Items from a dataset:
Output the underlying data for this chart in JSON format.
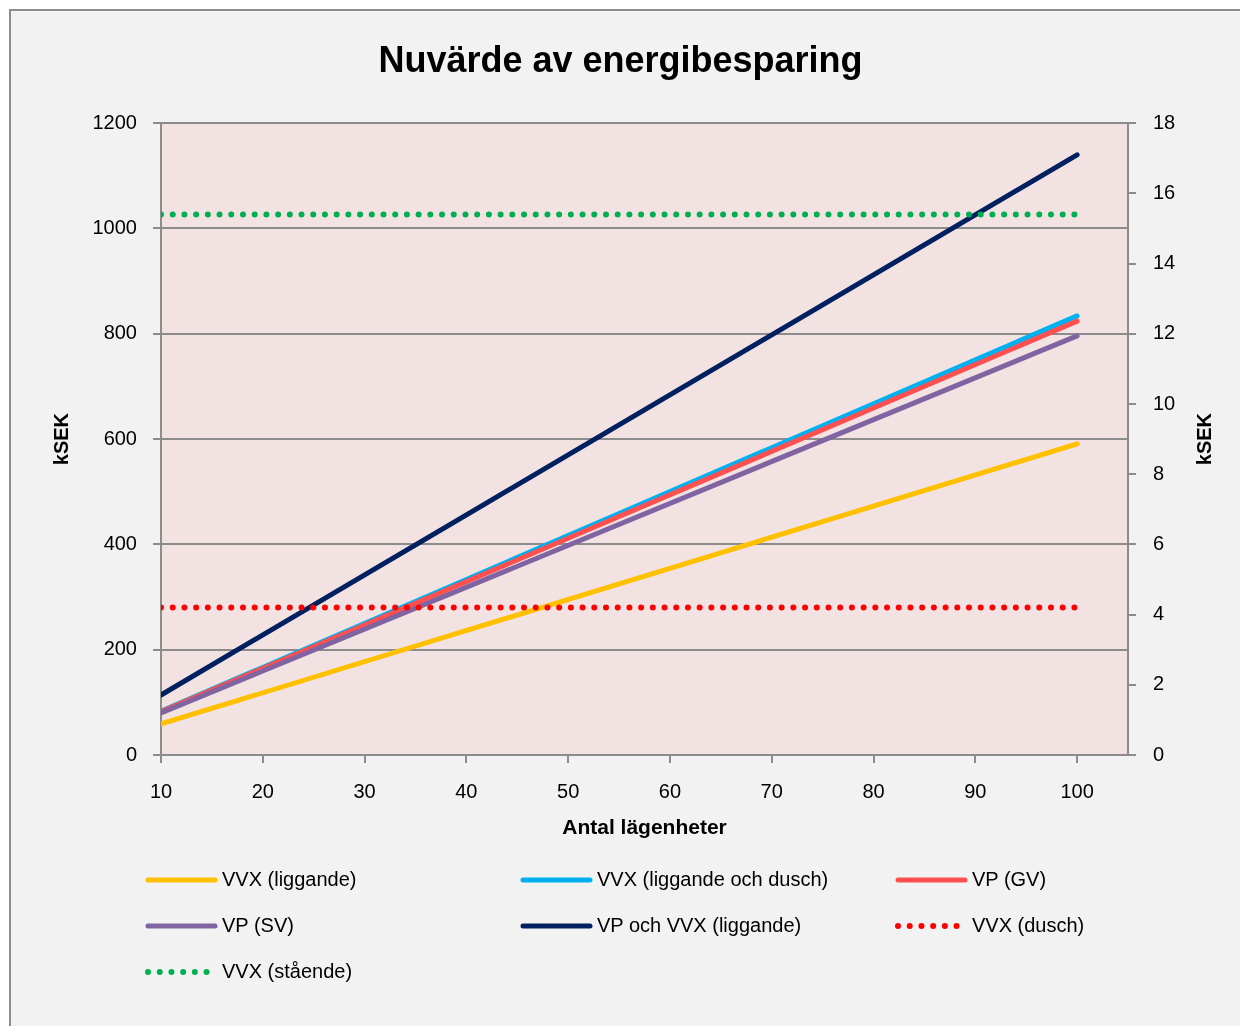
{
  "chart_data": {
    "type": "line",
    "title": "Nuvärde av energibesparing",
    "xlabel": "Antal lägenheter",
    "ylabel": "kSEK",
    "y2label": "kSEK",
    "x": [
      10,
      100
    ],
    "series": [
      {
        "name": "VVX (liggande)",
        "color": "#ffc000",
        "values": [
          59,
          591
        ]
      },
      {
        "name": "VVX (liggande och dusch)",
        "color": "#00b0f0",
        "values": [
          83,
          834
        ]
      },
      {
        "name": "VP (GV)",
        "color": "#ff4f4f",
        "values": [
          82,
          824
        ]
      },
      {
        "name": "VP (SV)",
        "color": "#8064a2",
        "values": [
          80,
          796
        ]
      },
      {
        "name": "VP och VVX (liggande)",
        "color": "#002060",
        "values": [
          114,
          1140
        ]
      },
      {
        "name": "VVX (dusch)",
        "color": "#ff0000",
        "axis": "y2",
        "line_style": "dotted",
        "values": [
          4.2,
          4.2
        ]
      },
      {
        "name": "VVX (stående)",
        "color": "#00b050",
        "axis": "y2",
        "line_style": "dotted",
        "values": [
          15.4,
          15.4
        ]
      }
    ],
    "xlim": [
      10,
      105
    ],
    "xticks": [
      10,
      20,
      30,
      40,
      50,
      60,
      70,
      80,
      90,
      100
    ],
    "ylim": [
      0,
      1200
    ],
    "yticks": [
      0,
      200,
      400,
      600,
      800,
      1000,
      1200
    ],
    "y2lim": [
      0,
      18
    ],
    "y2ticks": [
      0,
      2,
      4,
      6,
      8,
      10,
      12,
      14,
      16,
      18
    ],
    "grid": "y",
    "legend": "bottom",
    "marker": "none",
    "line_style": "solid"
  }
}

▶ [Exercise description] From start to finish, output the listing exactly, but omit its pictures.

▶ [Reply to the exercise]
Output the underlying data for this chart in JSON format.
{
  "chart_data": {
    "type": "line",
    "title": "Nuvärde av energibesparing",
    "xlabel": "Antal lägenheter",
    "ylabel": "kSEK",
    "y2label": "kSEK",
    "x": [
      10,
      100
    ],
    "series": [
      {
        "name": "VVX (liggande)",
        "color": "#ffc000",
        "values": [
          59,
          591
        ]
      },
      {
        "name": "VVX (liggande och dusch)",
        "color": "#00b0f0",
        "values": [
          83,
          834
        ]
      },
      {
        "name": "VP (GV)",
        "color": "#ff4f4f",
        "values": [
          82,
          824
        ]
      },
      {
        "name": "VP (SV)",
        "color": "#8064a2",
        "values": [
          80,
          796
        ]
      },
      {
        "name": "VP och VVX (liggande)",
        "color": "#002060",
        "values": [
          114,
          1140
        ]
      },
      {
        "name": "VVX (dusch)",
        "color": "#ff0000",
        "axis": "y2",
        "line_style": "dotted",
        "values": [
          4.2,
          4.2
        ]
      },
      {
        "name": "VVX (stående)",
        "color": "#00b050",
        "axis": "y2",
        "line_style": "dotted",
        "values": [
          15.4,
          15.4
        ]
      }
    ],
    "xlim": [
      10,
      105
    ],
    "xticks": [
      10,
      20,
      30,
      40,
      50,
      60,
      70,
      80,
      90,
      100
    ],
    "ylim": [
      0,
      1200
    ],
    "yticks": [
      0,
      200,
      400,
      600,
      800,
      1000,
      1200
    ],
    "y2lim": [
      0,
      18
    ],
    "y2ticks": [
      0,
      2,
      4,
      6,
      8,
      10,
      12,
      14,
      16,
      18
    ],
    "grid": "y",
    "legend": "bottom",
    "marker": "none",
    "line_style": "solid"
  }
}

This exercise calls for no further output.